_TEXT PROVIDED_.
□ □ □ □

OS: So, in other words, if the Assad regime had been, let’s say, weakened, would Russia have come to help it against an ISIS move towards Damascus?

VP: This once again depends on the subjunctive mood, and it’s difficult to talk about, because it’s all about myriads of factors that have to be taken into account.

OS: Let’s talk about another war situation since we’re in the Situation Room. More recent. In the Crimea, when the referendum was coming up, the US destroyer Donald Cook was moving towards the Black Sea with Tomahawk missiles. Correct me if I’m wrong, but I saw a documentary . . . Well, first of all, NATO announced military drills in the Black Sea and the Russian naval commander was talking about how close—in this documentary—was talking about how close Russia came to using its missile system for coastal defense. The US ship Donald Cook was apparently coming right into the Black Sea when it made a U-turn and didn’t carry through its mission. It seems like it was similar to the Cuban Missile Crisis when the same thing happened, where a ship was coming towards the demarcation line and made a U-turn because it had been threatened by the US Navy back in 1962. So where were you at this time when this Donald Cook situation was happening and were you nervous about his?

VP: Remember how the Ukrainian crisis unfolded. [We’ve discussed it.] The three foreign ministers of European countries were acting as guarantors of an agreement between the opposition and President Yanukovych. Everyone agreed to that. President Yanukovych even agreed to hold early elections. At that time, at the initiative of the United States of America, they told us, ‘We ask you to prevent President Yanukovych from using the armed forces.’ And they promised in their term they were going to do everything for the opposition to clear the squares and the administrative buildings. We said, ‘Very well that is a good proposal. We are going to work on it.’ And as you, know President Yanukovych didn’t resort to the armed forces. But the very next day the coup d’état took place during the night. We didn’t have a telephone conversation, we didn’t get a call, we simply saw them [the Americans] actively support those who perpetrated the coup d’état. And we could only shrug our shoulders. Such conduct, the way the Americans acted, even among individuals is absolutely unacceptable. They should have at least told us afterwards that the situation had spun out of control. They should have told us that they would do everything to put them back on a constitutional track. No, they didn’t do that. They started to come up with lies saying that Yanukovych had fled. And they supported those who performed that coup d’état. How can we trust such partners?

OS: Question—is this when Victoria Nuland, the Undersecretary of State, had that conversation with the American ambassador and said, “Fuck the EU”?

VP: Well, it doesn’t matter, honestly. It was on February 21st. Or maybe the 20th. The coup d’état took place the next day. So now that Crimea has become a full fledged part of the Russian Federation, our attitude towards it changed drastically. If we see a threat to our territory, just as any other country, we will have to protect it by all means at our disposal. I wouldn’t draw an analogy with the Cuban Missile Crisis, because back then the world was on the brink of a nuclear apocalypse. Thankfully, the situation didn’t go as far this time, even though we did indeed deploy our most sophisticated, our cutting-edge systems, for coastal defense.

OS: But the Bastion is a big missile and the destroyer, the Donald Cook, has Tomahawk missiles.

VP: Yes, certainly—against such missiles as the ones we’ve deployed in Crimea—such a ship, destroyer as Donald Cook is simply defenseless.

OS: Yes, that’s probably why they turned around?

VP: I think this captain was smart and also a responsible person. This doesn’t mean he’s weak . . .

OS: No, no.

VP: —He simply understood what he was dealing with. He decided not to continue.

□ □ □ □

_RECORDS PROVIDED_.

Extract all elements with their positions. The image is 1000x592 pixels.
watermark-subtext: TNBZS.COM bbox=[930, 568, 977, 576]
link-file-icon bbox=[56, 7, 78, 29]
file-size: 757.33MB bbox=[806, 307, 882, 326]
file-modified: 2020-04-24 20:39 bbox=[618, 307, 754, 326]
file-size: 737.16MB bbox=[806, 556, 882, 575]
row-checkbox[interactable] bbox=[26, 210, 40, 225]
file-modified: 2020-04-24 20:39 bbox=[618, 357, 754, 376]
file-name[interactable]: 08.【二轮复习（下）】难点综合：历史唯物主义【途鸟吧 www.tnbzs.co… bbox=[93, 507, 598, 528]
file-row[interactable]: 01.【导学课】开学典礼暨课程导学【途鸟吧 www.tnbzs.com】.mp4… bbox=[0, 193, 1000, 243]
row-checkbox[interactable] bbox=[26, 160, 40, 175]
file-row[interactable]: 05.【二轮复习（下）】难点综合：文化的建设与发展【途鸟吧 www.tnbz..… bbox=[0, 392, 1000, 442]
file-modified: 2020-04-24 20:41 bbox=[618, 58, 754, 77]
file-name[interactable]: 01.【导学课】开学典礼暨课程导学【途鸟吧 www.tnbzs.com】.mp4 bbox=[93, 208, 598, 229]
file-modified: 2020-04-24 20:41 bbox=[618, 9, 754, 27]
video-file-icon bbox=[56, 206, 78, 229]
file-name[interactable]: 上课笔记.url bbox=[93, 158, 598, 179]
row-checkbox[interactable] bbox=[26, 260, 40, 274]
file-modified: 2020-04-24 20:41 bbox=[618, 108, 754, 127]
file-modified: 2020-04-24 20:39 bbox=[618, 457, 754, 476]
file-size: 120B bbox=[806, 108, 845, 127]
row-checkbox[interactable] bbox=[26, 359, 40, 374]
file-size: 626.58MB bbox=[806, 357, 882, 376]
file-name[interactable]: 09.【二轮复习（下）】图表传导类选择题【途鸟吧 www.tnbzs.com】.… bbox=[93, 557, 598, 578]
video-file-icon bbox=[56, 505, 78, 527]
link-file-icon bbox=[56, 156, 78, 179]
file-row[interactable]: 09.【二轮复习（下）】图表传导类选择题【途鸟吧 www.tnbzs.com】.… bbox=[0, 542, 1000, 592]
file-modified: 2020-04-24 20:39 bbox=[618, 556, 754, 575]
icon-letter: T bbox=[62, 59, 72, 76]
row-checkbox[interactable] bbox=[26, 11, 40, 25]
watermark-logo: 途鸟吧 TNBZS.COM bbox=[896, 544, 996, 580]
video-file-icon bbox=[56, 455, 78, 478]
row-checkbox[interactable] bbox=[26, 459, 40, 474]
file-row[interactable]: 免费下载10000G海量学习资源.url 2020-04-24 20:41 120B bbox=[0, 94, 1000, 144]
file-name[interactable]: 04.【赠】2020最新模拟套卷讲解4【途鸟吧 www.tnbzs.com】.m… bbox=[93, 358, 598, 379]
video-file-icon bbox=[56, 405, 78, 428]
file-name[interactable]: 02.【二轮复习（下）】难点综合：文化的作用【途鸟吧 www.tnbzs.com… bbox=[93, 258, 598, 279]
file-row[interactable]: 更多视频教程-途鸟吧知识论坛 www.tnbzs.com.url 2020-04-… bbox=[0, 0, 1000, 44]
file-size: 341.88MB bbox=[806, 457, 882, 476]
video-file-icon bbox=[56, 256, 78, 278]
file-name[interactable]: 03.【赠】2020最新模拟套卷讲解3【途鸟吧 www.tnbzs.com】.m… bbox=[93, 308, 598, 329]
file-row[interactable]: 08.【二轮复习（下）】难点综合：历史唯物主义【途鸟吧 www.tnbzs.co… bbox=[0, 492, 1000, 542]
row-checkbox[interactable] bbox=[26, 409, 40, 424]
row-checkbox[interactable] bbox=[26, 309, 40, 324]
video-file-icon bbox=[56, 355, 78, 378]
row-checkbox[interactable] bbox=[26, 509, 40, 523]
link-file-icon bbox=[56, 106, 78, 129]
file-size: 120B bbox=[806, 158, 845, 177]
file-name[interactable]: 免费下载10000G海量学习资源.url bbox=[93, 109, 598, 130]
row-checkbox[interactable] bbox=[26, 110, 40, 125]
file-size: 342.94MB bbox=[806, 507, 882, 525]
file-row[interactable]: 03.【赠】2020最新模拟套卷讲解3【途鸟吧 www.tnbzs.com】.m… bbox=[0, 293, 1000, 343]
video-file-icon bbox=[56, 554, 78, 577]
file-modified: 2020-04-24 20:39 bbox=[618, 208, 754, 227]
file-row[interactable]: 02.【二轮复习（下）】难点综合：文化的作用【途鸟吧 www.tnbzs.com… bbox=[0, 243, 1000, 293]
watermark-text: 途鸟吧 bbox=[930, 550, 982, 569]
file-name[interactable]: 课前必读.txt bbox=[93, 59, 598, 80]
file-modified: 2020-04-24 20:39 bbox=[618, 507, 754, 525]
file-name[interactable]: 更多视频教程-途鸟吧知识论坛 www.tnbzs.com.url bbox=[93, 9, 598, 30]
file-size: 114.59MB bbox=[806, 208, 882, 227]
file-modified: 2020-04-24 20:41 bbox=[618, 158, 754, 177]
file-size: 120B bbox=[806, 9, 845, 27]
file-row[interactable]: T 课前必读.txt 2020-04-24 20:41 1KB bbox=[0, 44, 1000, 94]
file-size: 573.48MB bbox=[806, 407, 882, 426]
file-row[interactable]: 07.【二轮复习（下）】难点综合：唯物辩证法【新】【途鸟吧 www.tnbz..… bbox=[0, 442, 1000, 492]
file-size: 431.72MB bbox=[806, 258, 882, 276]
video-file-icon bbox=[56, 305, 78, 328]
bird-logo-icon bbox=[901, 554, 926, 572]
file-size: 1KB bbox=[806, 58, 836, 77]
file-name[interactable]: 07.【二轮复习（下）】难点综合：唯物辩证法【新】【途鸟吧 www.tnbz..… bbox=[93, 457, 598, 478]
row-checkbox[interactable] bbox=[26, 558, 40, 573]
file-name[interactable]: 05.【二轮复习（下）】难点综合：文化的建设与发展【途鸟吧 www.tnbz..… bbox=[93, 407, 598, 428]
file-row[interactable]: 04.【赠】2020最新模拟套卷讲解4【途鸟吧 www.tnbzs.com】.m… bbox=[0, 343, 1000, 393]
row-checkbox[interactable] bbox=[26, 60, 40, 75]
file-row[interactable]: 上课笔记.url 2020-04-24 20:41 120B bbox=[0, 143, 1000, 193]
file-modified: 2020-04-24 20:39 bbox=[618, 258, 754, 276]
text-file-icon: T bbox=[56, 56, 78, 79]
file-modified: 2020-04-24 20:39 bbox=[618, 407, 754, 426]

□ □ □ □

_WRITTEN PROBLEM A_. List every person the interview mentions by name.
_WRITTEN PROBLEM B_. Carry the interview forward from its final line, in which VP says the captain decided not to continue.
The items were drawn from a different source than the interview.

_WRITTEN REPLY A_. Assad, Yanukovych, Victoria Nuland

_WRITTEN REPLY B_.
OS: But your commander had the authority to fire?

VP: Our commanders always have the authorization to use the necessary means for the defense of the Russian Federation.

OS: Still, it’s a big incident potentially.

VP: Yes, certainly. It would have been very bad.

OS: Were you notified?

VP: Yes, certainly. Where is that ship stationed usually—the Donald Cook? Where is the base?

OS: The Mediterranean, I presume.

VP: Yes. But I think that the mother port is somewhere in the United States—the place it’s registered. So, thousands and thousands of kilometers from. . . . And even if the port is somewhere in the Mediterranean, somewhere in Spain, it is still thousands of kilometers from the Black Sea. And we are determined to protect our territory.

OS: I understand. But were you available, were you—

VP: Who was trying to provoke whom? What was that destroyer doing so close to our land?

OS: I understand, but were you contacted at the time? In what timeframe did all of this take place, this challenge?

VP: I think it was real time. Once the destroyer was located and detected, they saw that there was a threat, and the ship itself saw that it was the target of the missile systems. I don’t know who the captain was. But he showed much restraint. I think he is a responsible man and a courageous officer to boot. I think it was the right decision that he made. He decided not to escalate the situation. It doesn’t at all mean that he would have been attacked by our missiles. But we had to show them that our coast was protected by the missile systems.OS: Was there a warning sent out to him?

VP: The captain sees right away that his ship has become the target of missile systems—there is special equipment. He has special equipment to detect such situations.

OS: And all of this takes place in two minutes, 30 minutes, 50 minutes?

VP: I don’t know—the experts can give you the answer. Seconds, mere seconds, I think.

OS: I mean, does this happen all the time? You sound very cool.

VP: It sometimes happens. And that’s why our American counterparts have suggested we should build a system for exchanging information about the aircraft that are flying over, so as to avoid any kind of incident. Because when an aircraft is targeted, is eradiated by another aircraft this is considered a serious incident.

OS: I’d say.

VP: And this is always a very serious incident.

OS: So there have been others—there have been other incidents we don’t know about?

VP: I don’t know. NATO aircraft are flying over the Baltic Sea without transponders—the systems that are used to identify them—and our aircraft have started to fly without our transponders as well. And once our aircraft have started to do that, there’s been so much ruckus saying that we do not use transponders, but when I publicly declared that the number of our flights is many-fold fewer than the number of NATO flights the ruckus has quieted down. The president of Finland has proposed that we should make a decision making it obligatory for everyone to use these transponders, to detect them, to identify and we suggested right away that this should be done, but our NATO partners have refused. You see we need a dialogue all the time, we do not need new provocations.

OS: I understand, it’s very scary. At that time, you made a strong speech, I thought, addressing NATO. You said, “This is our historic territory. These are Russian people. They are in danger now. We can’t leave them alone. It wasn’t us who staged the coup. It was done by nationalists and people with far-right views. You supported them, but where do you live—5,000 miles away. But we live here and it is our land. What do you want to fight for there? You don’t know, do you? But we do know. And we are ready for it.”

VP: Yes indeed we were brought to the brink, so to speak.

OS: To the brink—you admit to the brink?

VP: Yes, certainly. We had to respond somehow.

OS: Well, finally you’re admitting it.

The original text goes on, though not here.